Aim. Format every line of the items as a Markdown table with the columns "Row" and "Line," numbering each line and omitting blank ones.

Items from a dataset
■ ■ ■
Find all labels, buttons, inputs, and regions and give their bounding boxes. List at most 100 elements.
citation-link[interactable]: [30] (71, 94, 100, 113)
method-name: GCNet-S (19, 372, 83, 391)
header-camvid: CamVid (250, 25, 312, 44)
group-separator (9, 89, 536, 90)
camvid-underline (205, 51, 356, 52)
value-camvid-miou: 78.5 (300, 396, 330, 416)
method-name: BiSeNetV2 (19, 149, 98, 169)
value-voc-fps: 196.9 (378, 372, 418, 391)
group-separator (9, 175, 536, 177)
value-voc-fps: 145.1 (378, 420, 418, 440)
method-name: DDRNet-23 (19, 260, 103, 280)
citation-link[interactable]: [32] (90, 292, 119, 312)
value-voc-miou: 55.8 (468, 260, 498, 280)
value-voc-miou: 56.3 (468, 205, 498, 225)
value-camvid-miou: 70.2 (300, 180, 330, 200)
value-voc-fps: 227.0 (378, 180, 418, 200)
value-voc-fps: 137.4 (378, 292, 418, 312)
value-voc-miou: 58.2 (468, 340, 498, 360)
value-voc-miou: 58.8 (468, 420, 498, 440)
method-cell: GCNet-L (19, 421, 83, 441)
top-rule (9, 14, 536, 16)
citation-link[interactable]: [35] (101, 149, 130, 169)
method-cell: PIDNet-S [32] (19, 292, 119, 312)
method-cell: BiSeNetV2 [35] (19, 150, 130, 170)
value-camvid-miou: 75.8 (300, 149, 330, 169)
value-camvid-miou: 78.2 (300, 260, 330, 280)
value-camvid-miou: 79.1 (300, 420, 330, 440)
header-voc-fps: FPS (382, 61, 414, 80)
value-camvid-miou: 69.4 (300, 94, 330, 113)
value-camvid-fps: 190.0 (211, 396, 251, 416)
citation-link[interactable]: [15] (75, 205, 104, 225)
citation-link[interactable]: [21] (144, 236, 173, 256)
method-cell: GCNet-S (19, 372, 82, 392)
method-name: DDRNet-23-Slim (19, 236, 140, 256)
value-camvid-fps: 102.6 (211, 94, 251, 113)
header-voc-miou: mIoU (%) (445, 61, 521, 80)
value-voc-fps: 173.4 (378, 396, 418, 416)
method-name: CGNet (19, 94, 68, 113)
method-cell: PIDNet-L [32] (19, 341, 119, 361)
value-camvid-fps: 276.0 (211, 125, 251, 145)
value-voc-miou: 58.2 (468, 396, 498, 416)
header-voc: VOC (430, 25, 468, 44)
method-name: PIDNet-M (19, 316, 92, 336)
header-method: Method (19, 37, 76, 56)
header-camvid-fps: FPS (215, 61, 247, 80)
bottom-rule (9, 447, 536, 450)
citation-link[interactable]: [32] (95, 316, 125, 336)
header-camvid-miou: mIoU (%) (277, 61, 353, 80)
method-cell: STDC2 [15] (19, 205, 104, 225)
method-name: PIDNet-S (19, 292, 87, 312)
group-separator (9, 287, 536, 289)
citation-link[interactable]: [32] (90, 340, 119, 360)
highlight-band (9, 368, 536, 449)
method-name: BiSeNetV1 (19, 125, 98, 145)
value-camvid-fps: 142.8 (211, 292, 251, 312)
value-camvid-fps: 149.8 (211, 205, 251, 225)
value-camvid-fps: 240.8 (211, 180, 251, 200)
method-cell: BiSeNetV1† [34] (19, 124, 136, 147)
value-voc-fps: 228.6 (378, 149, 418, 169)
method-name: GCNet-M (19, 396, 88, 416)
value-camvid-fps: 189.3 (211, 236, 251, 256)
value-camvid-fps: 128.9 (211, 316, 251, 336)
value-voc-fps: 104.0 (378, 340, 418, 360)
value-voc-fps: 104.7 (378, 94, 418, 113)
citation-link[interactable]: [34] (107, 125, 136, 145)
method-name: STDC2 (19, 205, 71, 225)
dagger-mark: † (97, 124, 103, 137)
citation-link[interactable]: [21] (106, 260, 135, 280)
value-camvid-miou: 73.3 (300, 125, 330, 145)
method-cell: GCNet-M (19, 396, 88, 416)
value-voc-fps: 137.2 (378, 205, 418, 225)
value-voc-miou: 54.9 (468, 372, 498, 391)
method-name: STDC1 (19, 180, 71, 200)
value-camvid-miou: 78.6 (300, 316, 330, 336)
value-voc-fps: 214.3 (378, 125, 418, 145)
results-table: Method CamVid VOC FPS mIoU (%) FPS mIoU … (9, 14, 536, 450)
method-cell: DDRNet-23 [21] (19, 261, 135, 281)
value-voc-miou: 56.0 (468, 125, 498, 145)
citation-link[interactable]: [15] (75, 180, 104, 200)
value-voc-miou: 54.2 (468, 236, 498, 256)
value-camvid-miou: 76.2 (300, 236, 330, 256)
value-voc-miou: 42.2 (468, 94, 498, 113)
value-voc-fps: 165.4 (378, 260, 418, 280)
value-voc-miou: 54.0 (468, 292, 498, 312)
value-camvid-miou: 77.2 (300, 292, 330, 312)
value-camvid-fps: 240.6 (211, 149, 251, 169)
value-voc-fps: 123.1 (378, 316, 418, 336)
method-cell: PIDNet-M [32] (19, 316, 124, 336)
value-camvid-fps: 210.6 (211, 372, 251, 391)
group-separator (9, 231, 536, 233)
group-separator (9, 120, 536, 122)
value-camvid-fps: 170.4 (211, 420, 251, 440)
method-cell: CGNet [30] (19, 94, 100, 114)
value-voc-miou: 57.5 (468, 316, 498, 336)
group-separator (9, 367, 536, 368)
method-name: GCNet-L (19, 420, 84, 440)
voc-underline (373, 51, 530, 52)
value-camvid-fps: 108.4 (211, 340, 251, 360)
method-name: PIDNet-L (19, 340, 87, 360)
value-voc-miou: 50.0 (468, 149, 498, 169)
■ ■ ■
Result.
| Row | Line |
|---|---|
| 1 | Find all labels, buttons, inputs, and regions and give their bounding boxes. List at most 100 elements. |
| 2 | citation-link[interactable]: [30] (71, 94, 100, 113) |
| 3 | method-name: GCNet-S (19, 372, 83, 391) |
| 4 | header-camvid: CamVid (250, 25, 312, 44) |
| 5 | group-separator (9, 89, 536, 90) |
| 6 | camvid-underline (205, 51, 356, 52) |
| 7 | value-camvid-miou: 78.5 (300, 396, 330, 416) |
| 8 | method-name: BiSeNetV2 (19, 149, 98, 169) |
| 9 | value-voc-fps: 196.9 (378, 372, 418, 391) |
| 10 | group-separator (9, 175, 536, 177) |
| 11 | value-voc-fps: 145.1 (378, 420, 418, 440) |
| 12 | method-name: DDRNet-23 (19, 260, 103, 280) |
| 13 | citation-link[interactable]: [32] (90, 292, 119, 312) |
| 14 | value-voc-miou: 55.8 (468, 260, 498, 280) |
| 15 | value-voc-miou: 56.3 (468, 205, 498, 225) |
| 16 | value-camvid-miou: 70.2 (300, 180, 330, 200) |
| 17 | value-voc-fps: 227.0 (378, 180, 418, 200) |
| 18 | value-voc-fps: 137.4 (378, 292, 418, 312) |
| 19 | value-voc-miou: 58.2 (468, 340, 498, 360) |
| 20 | value-voc-miou: 58.8 (468, 420, 498, 440) |
| 21 | method-cell: GCNet-L (19, 421, 83, 441) |
| 22 | top-rule (9, 14, 536, 16) |
| 23 | citation-link[interactable]: [35] (101, 149, 130, 169) |
| 24 | method-cell: PIDNet-S [32] (19, 292, 119, 312) |
| 25 | method-cell: BiSeNetV2 [35] (19, 150, 130, 170) |
| 26 | value-camvid-miou: 75.8 (300, 149, 330, 169) |
| 27 | value-camvid-miou: 78.2 (300, 260, 330, 280) |
| 28 | value-camvid-miou: 79.1 (300, 420, 330, 440) |
| 29 | header-voc-fps: FPS (382, 61, 414, 80) |
| 30 | value-camvid-miou: 69.4 (300, 94, 330, 113) |
| 31 | value-camvid-fps: 190.0 (211, 396, 251, 416) |
| 32 | citation-link[interactable]: [15] (75, 205, 104, 225) |
| 33 | citation-link[interactable]: [21] (144, 236, 173, 256) |
| 34 | method-cell: GCNet-S (19, 372, 82, 392) |
| 35 | method-name: DDRNet-23-Slim (19, 236, 140, 256) |
| 36 | value-camvid-fps: 102.6 (211, 94, 251, 113) |
| 37 | header-voc-miou: mIoU (%) (445, 61, 521, 80) |
| 38 | value-voc-fps: 173.4 (378, 396, 418, 416) |
| 39 | method-name: CGNet (19, 94, 68, 113) |
| 40 | method-cell: PIDNet-L [32] (19, 341, 119, 361) |
| 41 | value-camvid-fps: 276.0 (211, 125, 251, 145) |
| 42 | value-voc-miou: 58.2 (468, 396, 498, 416) |
| 43 | header-voc: VOC (430, 25, 468, 44) |
| 44 | method-name: PIDNet-M (19, 316, 92, 336) |
| 45 | header-method: Method (19, 37, 76, 56) |
| 46 | header-camvid-fps: FPS (215, 61, 247, 80) |
| 47 | bottom-rule (9, 447, 536, 450) |
| 48 | citation-link[interactable]: [32] (95, 316, 125, 336) |
| 49 | header-camvid-miou: mIoU (%) (277, 61, 353, 80) |
| 50 | method-cell: STDC2 [15] (19, 205, 104, 225) |
| 51 | method-name: PIDNet-S (19, 292, 87, 312) |
| 52 | group-separator (9, 287, 536, 289) |
| 53 | citation-link[interactable]: [32] (90, 340, 119, 360) |
| 54 | highlight-band (9, 368, 536, 449) |
| 55 | method-name: BiSeNetV1 (19, 125, 98, 145) |
| 56 | value-camvid-fps: 142.8 (211, 292, 251, 312) |
| 57 | value-camvid-fps: 149.8 (211, 205, 251, 225) |
| 58 | value-camvid-fps: 240.8 (211, 180, 251, 200) |
| 59 | method-cell: BiSeNetV1† [34] (19, 124, 136, 147) |
| 60 | value-voc-fps: 228.6 (378, 149, 418, 169) |
| 61 | method-name: GCNet-M (19, 396, 88, 416) |
| 62 | value-camvid-fps: 189.3 (211, 236, 251, 256) |
| 63 | value-camvid-fps: 128.9 (211, 316, 251, 336) |
| 64 | value-voc-fps: 104.0 (378, 340, 418, 360) |
| 65 | value-voc-fps: 104.7 (378, 94, 418, 113) |
| 66 | citation-link[interactable]: [34] (107, 125, 136, 145) |
| 67 | method-name: STDC2 (19, 205, 71, 225) |
| 68 | dagger-mark: † (97, 124, 103, 137) |
| 69 | citation-link[interactable]: [21] (106, 260, 135, 280) |
| 70 | value-camvid-miou: 73.3 (300, 125, 330, 145) |
| 71 | method-cell: GCNet-M (19, 396, 88, 416) |
| 72 | value-voc-fps: 137.2 (378, 205, 418, 225) |
| 73 | value-voc-miou: 54.9 (468, 372, 498, 391) |
| 74 | method-name: STDC1 (19, 180, 71, 200) |
| 75 | value-camvid-miou: 78.6 (300, 316, 330, 336) |
| 76 | value-voc-fps: 214.3 (378, 125, 418, 145) |
| 77 | results-table: Method CamVid VOC FPS mIoU (%) FPS mIoU … (9, 14, 536, 450) |
| 78 | method-cell: DDRNet-23 [21] (19, 261, 135, 281) |
| 79 | value-voc-miou: 56.0 (468, 125, 498, 145) |
| 80 | citation-link[interactable]: [15] (75, 180, 104, 200) |
| 81 | value-voc-miou: 54.2 (468, 236, 498, 256) |
| 82 | value-camvid-miou: 76.2 (300, 236, 330, 256) |
| 83 | value-voc-miou: 42.2 (468, 94, 498, 113) |
| 84 | value-voc-fps: 165.4 (378, 260, 418, 280) |
| 85 | value-voc-miou: 54.0 (468, 292, 498, 312) |
| 86 | value-camvid-miou: 77.2 (300, 292, 330, 312) |
| 87 | value-camvid-fps: 240.6 (211, 149, 251, 169) |
| 88 | value-voc-fps: 123.1 (378, 316, 418, 336) |
| 89 | method-cell: PIDNet-M [32] (19, 316, 124, 336) |
| 90 | value-camvid-fps: 210.6 (211, 372, 251, 391) |
| 91 | group-separator (9, 231, 536, 233) |
| 92 | group-separator (9, 120, 536, 122) |
| 93 | value-camvid-fps: 170.4 (211, 420, 251, 440) |
| 94 | method-cell: CGNet [30] (19, 94, 100, 114) |
| 95 | value-voc-miou: 57.5 (468, 316, 498, 336) |
| 96 | group-separator (9, 367, 536, 368) |
| 97 | method-name: GCNet-L (19, 420, 84, 440) |
| 98 | voc-underline (373, 51, 530, 52) |
| 99 | value-camvid-fps: 108.4 (211, 340, 251, 360) |
| 100 | method-name: PIDNet-L (19, 340, 87, 360) |
| 101 | value-voc-miou: 50.0 (468, 149, 498, 169) |